[MATERIAL PROVIDED]:
┌──

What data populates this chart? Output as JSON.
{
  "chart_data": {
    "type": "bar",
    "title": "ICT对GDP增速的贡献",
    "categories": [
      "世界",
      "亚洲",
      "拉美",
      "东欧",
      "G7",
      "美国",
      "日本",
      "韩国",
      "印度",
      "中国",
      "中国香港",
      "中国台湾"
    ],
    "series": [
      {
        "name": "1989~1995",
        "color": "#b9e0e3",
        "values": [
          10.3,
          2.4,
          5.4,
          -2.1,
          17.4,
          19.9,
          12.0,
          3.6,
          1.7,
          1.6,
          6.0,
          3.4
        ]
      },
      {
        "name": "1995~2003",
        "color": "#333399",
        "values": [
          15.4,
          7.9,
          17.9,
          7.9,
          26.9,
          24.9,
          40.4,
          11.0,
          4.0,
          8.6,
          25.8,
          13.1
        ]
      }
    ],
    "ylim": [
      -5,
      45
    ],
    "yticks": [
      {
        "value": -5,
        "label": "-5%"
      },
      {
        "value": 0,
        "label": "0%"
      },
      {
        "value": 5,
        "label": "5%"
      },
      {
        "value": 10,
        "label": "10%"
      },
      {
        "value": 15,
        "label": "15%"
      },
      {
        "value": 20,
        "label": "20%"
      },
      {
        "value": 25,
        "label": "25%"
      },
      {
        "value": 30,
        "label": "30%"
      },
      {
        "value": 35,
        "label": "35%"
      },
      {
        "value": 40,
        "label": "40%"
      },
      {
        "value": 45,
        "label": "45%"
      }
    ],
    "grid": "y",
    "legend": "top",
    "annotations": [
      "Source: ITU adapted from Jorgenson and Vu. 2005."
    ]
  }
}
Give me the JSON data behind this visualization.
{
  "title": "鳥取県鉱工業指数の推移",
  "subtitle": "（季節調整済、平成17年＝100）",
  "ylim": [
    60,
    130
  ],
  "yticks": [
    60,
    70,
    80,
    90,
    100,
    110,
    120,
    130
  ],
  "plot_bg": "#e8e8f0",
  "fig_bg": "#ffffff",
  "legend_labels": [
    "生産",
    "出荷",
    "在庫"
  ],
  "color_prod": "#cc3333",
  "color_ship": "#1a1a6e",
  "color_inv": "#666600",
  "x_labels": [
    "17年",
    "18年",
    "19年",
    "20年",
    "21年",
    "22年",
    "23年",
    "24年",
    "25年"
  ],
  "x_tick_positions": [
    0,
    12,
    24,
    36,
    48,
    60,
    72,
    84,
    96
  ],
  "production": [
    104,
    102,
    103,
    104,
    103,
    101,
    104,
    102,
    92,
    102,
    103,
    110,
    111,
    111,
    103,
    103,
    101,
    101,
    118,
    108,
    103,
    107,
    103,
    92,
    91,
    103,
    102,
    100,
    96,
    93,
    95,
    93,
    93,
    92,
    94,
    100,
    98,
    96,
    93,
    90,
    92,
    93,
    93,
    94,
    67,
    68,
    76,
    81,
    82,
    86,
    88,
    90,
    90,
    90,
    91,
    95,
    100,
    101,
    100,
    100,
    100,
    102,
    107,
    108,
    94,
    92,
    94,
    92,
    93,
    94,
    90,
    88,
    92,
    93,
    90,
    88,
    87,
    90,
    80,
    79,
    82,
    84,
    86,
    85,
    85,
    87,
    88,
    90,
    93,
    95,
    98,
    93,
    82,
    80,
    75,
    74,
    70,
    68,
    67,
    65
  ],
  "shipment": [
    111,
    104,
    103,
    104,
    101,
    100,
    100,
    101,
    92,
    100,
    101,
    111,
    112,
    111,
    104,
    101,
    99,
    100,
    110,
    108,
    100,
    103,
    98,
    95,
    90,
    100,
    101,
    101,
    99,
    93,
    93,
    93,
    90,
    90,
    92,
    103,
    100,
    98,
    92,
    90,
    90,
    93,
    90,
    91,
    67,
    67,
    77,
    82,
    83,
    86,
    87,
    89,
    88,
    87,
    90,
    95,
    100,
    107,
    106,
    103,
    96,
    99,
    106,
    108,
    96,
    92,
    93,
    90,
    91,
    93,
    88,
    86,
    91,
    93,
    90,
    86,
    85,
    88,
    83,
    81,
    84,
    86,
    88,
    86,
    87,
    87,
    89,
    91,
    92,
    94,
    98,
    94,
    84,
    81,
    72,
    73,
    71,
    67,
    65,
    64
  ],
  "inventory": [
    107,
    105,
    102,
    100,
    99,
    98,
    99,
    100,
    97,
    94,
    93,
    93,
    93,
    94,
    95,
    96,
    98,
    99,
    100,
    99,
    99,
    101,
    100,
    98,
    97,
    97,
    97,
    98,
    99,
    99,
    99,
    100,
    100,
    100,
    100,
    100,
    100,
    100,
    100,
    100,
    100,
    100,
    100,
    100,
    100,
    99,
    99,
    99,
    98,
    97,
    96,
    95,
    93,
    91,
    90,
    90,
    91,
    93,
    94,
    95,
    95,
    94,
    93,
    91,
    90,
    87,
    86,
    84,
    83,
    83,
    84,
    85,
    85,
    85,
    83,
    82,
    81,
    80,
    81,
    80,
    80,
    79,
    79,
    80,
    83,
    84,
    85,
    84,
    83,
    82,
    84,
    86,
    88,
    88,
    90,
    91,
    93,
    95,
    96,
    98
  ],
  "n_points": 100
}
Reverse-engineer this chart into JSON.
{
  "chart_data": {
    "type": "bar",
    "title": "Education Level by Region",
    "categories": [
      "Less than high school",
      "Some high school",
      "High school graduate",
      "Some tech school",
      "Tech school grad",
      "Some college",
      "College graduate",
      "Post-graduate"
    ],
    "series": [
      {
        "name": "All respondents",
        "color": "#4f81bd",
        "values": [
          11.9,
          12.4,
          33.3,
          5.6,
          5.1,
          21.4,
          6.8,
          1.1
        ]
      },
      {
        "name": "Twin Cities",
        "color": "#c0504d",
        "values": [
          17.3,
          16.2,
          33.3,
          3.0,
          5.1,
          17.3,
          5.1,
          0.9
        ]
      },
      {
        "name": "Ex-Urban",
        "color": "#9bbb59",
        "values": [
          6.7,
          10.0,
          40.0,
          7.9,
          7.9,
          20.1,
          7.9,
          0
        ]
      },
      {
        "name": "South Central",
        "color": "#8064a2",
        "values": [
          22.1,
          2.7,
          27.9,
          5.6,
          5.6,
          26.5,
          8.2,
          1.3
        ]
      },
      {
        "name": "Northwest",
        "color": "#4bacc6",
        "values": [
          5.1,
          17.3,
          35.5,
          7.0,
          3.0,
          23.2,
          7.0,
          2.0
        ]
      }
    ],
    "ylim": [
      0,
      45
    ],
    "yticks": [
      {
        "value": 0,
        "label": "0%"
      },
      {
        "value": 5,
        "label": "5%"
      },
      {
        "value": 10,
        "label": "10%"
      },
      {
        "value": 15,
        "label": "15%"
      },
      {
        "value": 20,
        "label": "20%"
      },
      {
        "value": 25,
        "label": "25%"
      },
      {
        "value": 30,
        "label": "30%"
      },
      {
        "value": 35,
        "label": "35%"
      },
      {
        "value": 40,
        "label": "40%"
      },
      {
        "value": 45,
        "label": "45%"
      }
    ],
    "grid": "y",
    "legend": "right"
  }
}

└──

[GIVEN EXERCISE]: Which lines contain "school"? Show each of them.

[THE REPLY]:
      "Less than high school",
      "Some high school",
      "High school graduate",
      "Some tech school",
      "Tech school grad",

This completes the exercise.